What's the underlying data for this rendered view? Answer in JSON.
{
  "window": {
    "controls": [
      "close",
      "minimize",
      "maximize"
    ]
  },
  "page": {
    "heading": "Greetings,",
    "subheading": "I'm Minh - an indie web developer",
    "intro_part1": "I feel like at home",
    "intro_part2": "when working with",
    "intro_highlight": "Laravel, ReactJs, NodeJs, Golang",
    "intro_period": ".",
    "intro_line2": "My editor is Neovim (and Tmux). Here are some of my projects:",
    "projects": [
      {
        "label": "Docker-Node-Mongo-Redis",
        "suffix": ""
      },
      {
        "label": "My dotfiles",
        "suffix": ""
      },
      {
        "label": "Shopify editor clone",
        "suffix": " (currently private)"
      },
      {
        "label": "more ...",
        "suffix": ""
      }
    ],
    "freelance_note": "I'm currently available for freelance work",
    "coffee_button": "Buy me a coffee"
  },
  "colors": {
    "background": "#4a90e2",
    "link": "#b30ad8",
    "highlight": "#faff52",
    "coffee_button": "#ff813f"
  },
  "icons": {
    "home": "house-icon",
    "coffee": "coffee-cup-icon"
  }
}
####
— OBJECTIVE —
Write out the entries in full, exactly as given.

— REPLY —
What's the underlying data for this rendered view? Answer in JSON.
{
  "window": {
    "controls": [
      "close",
      "minimize",
      "maximize"
    ]
  },
  "page": {
    "heading": "Greetings,",
    "subheading": "I'm Minh - an indie web developer",
    "intro_part1": "I feel like at home",
    "intro_part2": "when working with",
    "intro_highlight": "Laravel, ReactJs, NodeJs, Golang",
    "intro_period": ".",
    "intro_line2": "My editor is Neovim (and Tmux). Here are some of my projects:",
    "projects": [
      {
        "label": "Docker-Node-Mongo-Redis",
        "suffix": ""
      },
      {
        "label": "My dotfiles",
        "suffix": ""
      },
      {
        "label": "Shopify editor clone",
        "suffix": " (currently private)"
      },
      {
        "label": "more ...",
        "suffix": ""
      }
    ],
    "freelance_note": "I'm currently available for freelance work",
    "coffee_button": "Buy me a coffee"
  },
  "colors": {
    "background": "#4a90e2",
    "link": "#b30ad8",
    "highlight": "#faff52",
    "coffee_button": "#ff813f"
  },
  "icons": {
    "home": "house-icon",
    "coffee": "coffee-cup-icon"
  }
}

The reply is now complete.